━━━━━ Information shown
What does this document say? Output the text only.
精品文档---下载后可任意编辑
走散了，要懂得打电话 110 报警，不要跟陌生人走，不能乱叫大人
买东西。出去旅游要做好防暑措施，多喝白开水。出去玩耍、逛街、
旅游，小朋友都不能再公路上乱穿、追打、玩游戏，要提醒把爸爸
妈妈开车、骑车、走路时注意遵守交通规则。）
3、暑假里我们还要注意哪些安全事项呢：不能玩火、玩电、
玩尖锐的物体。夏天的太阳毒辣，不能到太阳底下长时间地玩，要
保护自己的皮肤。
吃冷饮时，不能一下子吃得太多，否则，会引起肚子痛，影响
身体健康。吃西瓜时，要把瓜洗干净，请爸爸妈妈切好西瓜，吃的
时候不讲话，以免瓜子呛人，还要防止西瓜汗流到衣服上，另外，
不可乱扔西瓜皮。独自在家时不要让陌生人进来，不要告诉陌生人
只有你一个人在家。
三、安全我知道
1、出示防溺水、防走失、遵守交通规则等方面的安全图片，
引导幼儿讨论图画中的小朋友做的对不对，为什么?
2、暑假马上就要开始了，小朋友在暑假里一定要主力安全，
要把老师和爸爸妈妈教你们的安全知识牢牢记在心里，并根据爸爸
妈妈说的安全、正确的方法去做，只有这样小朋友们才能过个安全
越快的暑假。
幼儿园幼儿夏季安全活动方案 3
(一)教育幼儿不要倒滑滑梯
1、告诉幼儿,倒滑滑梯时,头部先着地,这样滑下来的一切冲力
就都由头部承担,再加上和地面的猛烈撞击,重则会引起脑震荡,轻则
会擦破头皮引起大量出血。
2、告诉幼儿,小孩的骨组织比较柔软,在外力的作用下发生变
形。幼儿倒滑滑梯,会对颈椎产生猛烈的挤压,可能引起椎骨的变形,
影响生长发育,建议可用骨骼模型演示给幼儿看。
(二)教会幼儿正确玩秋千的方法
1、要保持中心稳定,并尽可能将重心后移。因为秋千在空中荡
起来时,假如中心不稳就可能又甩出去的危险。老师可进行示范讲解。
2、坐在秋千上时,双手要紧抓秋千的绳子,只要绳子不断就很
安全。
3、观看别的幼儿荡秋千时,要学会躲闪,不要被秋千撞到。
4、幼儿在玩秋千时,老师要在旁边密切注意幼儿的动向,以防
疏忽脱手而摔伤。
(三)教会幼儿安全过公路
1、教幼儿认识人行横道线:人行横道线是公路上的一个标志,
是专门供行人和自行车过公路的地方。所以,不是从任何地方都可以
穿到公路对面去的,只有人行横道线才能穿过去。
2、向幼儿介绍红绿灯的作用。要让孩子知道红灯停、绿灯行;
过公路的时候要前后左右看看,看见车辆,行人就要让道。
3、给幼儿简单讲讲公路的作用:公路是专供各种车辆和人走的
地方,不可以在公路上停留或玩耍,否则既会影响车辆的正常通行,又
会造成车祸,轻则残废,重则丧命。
━━━━━━━━━━
■ Short task: The answer is a single number: how many lines include the word "告诉幼儿"?

■ Solution below: 2